(What you need to do)
Tally the lines below that contain the word "programmed", and give only that number.
━━━━━ Records ━━━━━
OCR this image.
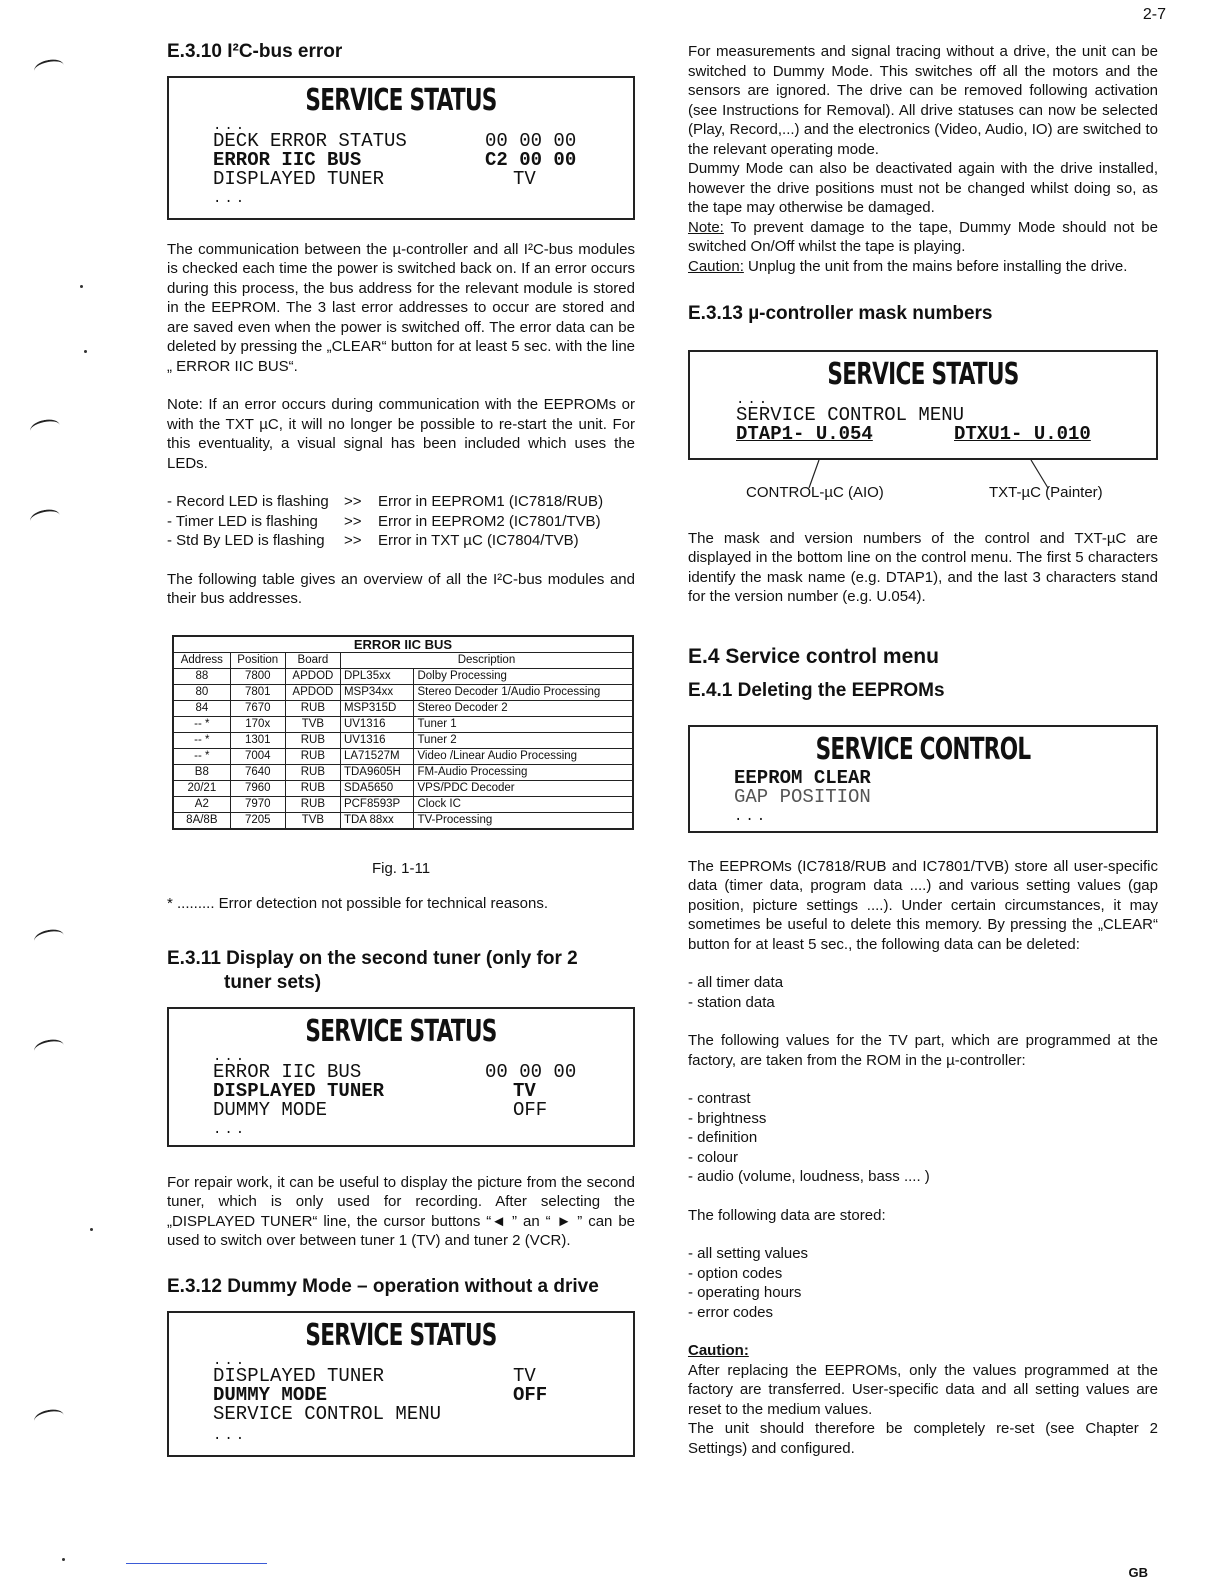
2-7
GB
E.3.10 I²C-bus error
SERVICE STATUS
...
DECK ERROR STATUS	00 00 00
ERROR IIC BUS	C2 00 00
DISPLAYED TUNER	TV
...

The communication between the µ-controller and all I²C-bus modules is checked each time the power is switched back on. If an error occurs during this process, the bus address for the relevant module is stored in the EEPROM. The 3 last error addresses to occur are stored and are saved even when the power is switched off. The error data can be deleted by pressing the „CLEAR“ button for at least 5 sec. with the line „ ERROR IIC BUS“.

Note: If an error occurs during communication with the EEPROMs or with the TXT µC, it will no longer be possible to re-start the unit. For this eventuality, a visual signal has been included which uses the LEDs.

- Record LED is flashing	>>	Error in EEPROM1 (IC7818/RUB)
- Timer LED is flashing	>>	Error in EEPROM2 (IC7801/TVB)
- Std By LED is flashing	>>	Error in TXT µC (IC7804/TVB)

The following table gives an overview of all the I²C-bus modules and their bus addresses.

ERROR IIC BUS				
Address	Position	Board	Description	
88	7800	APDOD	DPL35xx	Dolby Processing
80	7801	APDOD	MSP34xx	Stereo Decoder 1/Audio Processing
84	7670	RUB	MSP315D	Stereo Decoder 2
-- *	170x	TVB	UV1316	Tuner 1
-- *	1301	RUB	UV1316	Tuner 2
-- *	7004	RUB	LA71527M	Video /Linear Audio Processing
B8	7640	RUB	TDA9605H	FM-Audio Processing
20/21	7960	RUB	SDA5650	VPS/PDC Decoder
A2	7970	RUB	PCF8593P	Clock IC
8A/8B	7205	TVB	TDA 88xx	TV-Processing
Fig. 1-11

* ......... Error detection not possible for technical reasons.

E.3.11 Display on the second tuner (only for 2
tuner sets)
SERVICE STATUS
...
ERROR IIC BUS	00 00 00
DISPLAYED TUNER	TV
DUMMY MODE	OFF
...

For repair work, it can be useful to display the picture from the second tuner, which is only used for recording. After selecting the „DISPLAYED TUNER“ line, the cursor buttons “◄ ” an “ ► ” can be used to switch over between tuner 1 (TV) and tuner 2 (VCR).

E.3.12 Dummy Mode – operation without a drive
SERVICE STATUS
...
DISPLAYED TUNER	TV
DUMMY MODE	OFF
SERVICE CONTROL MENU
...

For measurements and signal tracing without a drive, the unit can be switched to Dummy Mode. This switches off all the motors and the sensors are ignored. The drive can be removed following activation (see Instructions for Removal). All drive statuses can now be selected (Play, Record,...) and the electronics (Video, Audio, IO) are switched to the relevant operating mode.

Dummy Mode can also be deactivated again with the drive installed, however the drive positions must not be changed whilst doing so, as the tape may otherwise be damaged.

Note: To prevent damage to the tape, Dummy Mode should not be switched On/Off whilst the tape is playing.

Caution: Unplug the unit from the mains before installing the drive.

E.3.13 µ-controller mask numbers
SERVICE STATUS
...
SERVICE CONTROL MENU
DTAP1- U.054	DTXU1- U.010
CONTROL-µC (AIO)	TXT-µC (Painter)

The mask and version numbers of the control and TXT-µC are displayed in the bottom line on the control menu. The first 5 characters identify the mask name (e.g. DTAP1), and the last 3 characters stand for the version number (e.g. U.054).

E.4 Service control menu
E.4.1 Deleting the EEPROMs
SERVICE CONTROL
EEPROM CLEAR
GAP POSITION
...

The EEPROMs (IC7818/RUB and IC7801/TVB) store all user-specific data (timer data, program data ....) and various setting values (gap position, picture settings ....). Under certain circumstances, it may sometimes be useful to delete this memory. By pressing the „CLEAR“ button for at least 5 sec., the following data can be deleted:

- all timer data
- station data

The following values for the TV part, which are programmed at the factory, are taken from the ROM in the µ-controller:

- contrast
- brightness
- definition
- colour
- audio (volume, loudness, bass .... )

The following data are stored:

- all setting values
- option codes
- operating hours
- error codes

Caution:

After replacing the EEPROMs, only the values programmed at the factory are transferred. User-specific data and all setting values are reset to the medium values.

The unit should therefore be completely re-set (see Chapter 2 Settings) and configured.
━━━━━
(Complete response)
2